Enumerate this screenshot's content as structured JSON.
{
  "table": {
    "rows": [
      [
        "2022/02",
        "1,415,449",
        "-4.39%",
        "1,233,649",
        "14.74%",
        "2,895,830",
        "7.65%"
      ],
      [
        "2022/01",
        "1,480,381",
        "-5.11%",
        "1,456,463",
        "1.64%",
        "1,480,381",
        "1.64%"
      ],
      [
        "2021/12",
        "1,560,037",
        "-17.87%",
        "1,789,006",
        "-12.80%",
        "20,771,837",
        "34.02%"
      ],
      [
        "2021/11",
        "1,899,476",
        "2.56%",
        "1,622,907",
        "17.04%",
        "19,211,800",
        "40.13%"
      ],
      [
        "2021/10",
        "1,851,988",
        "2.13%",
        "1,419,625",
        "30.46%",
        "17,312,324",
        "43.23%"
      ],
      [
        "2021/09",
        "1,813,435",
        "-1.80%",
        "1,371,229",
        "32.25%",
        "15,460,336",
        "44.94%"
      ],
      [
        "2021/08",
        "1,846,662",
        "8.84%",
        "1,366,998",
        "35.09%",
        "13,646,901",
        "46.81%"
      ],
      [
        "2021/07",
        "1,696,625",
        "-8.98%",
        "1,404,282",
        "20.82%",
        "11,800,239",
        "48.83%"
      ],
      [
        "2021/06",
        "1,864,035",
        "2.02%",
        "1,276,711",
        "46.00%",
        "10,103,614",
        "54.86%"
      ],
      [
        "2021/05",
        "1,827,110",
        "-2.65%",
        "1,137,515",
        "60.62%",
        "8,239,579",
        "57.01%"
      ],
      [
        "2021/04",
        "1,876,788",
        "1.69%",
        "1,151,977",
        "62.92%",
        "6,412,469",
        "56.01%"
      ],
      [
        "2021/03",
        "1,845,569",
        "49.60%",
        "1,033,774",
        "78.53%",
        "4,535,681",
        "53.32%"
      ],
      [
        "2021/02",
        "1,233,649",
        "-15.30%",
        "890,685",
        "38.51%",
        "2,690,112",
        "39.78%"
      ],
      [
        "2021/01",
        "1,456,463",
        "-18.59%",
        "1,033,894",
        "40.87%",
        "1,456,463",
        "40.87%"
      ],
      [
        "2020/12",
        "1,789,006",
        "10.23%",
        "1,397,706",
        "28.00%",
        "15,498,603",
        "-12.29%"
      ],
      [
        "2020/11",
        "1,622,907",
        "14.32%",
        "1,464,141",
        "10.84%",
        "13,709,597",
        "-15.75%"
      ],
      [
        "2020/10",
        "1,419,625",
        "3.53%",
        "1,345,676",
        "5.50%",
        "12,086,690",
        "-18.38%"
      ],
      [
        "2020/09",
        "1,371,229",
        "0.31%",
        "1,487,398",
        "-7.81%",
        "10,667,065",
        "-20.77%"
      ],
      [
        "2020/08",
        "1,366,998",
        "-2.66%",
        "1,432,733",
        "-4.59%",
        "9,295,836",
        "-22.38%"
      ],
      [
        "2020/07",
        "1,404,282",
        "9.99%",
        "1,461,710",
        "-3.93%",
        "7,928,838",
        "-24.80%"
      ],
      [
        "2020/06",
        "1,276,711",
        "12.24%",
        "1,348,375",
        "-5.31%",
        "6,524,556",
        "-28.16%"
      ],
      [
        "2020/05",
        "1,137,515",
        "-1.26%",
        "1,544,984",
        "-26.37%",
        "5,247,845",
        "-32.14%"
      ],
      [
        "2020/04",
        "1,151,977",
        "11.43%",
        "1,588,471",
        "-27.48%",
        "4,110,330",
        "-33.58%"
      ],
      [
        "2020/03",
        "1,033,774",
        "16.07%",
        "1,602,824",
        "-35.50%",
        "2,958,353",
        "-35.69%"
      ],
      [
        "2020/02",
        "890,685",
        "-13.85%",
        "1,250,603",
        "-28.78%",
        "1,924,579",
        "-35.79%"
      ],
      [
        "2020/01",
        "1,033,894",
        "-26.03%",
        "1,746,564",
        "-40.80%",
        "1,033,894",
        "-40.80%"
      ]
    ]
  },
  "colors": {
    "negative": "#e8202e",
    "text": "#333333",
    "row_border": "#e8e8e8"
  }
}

*TASK TO CARRY OUT*:
Repeat every line of the data, exactly and in full.

*OUTPUT OF THE EXERCISE*:
Enumerate this screenshot's content as structured JSON.
{
  "table": {
    "rows": [
      [
        "2022/02",
        "1,415,449",
        "-4.39%",
        "1,233,649",
        "14.74%",
        "2,895,830",
        "7.65%"
      ],
      [
        "2022/01",
        "1,480,381",
        "-5.11%",
        "1,456,463",
        "1.64%",
        "1,480,381",
        "1.64%"
      ],
      [
        "2021/12",
        "1,560,037",
        "-17.87%",
        "1,789,006",
        "-12.80%",
        "20,771,837",
        "34.02%"
      ],
      [
        "2021/11",
        "1,899,476",
        "2.56%",
        "1,622,907",
        "17.04%",
        "19,211,800",
        "40.13%"
      ],
      [
        "2021/10",
        "1,851,988",
        "2.13%",
        "1,419,625",
        "30.46%",
        "17,312,324",
        "43.23%"
      ],
      [
        "2021/09",
        "1,813,435",
        "-1.80%",
        "1,371,229",
        "32.25%",
        "15,460,336",
        "44.94%"
      ],
      [
        "2021/08",
        "1,846,662",
        "8.84%",
        "1,366,998",
        "35.09%",
        "13,646,901",
        "46.81%"
      ],
      [
        "2021/07",
        "1,696,625",
        "-8.98%",
        "1,404,282",
        "20.82%",
        "11,800,239",
        "48.83%"
      ],
      [
        "2021/06",
        "1,864,035",
        "2.02%",
        "1,276,711",
        "46.00%",
        "10,103,614",
        "54.86%"
      ],
      [
        "2021/05",
        "1,827,110",
        "-2.65%",
        "1,137,515",
        "60.62%",
        "8,239,579",
        "57.01%"
      ],
      [
        "2021/04",
        "1,876,788",
        "1.69%",
        "1,151,977",
        "62.92%",
        "6,412,469",
        "56.01%"
      ],
      [
        "2021/03",
        "1,845,569",
        "49.60%",
        "1,033,774",
        "78.53%",
        "4,535,681",
        "53.32%"
      ],
      [
        "2021/02",
        "1,233,649",
        "-15.30%",
        "890,685",
        "38.51%",
        "2,690,112",
        "39.78%"
      ],
      [
        "2021/01",
        "1,456,463",
        "-18.59%",
        "1,033,894",
        "40.87%",
        "1,456,463",
        "40.87%"
      ],
      [
        "2020/12",
        "1,789,006",
        "10.23%",
        "1,397,706",
        "28.00%",
        "15,498,603",
        "-12.29%"
      ],
      [
        "2020/11",
        "1,622,907",
        "14.32%",
        "1,464,141",
        "10.84%",
        "13,709,597",
        "-15.75%"
      ],
      [
        "2020/10",
        "1,419,625",
        "3.53%",
        "1,345,676",
        "5.50%",
        "12,086,690",
        "-18.38%"
      ],
      [
        "2020/09",
        "1,371,229",
        "0.31%",
        "1,487,398",
        "-7.81%",
        "10,667,065",
        "-20.77%"
      ],
      [
        "2020/08",
        "1,366,998",
        "-2.66%",
        "1,432,733",
        "-4.59%",
        "9,295,836",
        "-22.38%"
      ],
      [
        "2020/07",
        "1,404,282",
        "9.99%",
        "1,461,710",
        "-3.93%",
        "7,928,838",
        "-24.80%"
      ],
      [
        "2020/06",
        "1,276,711",
        "12.24%",
        "1,348,375",
        "-5.31%",
        "6,524,556",
        "-28.16%"
      ],
      [
        "2020/05",
        "1,137,515",
        "-1.26%",
        "1,544,984",
        "-26.37%",
        "5,247,845",
        "-32.14%"
      ],
      [
        "2020/04",
        "1,151,977",
        "11.43%",
        "1,588,471",
        "-27.48%",
        "4,110,330",
        "-33.58%"
      ],
      [
        "2020/03",
        "1,033,774",
        "16.07%",
        "1,602,824",
        "-35.50%",
        "2,958,353",
        "-35.69%"
      ],
      [
        "2020/02",
        "890,685",
        "-13.85%",
        "1,250,603",
        "-28.78%",
        "1,924,579",
        "-35.79%"
      ],
      [
        "2020/01",
        "1,033,894",
        "-26.03%",
        "1,746,564",
        "-40.80%",
        "1,033,894",
        "-40.80%"
      ]
    ]
  },
  "colors": {
    "negative": "#e8202e",
    "text": "#333333",
    "row_border": "#e8e8e8"
  }
}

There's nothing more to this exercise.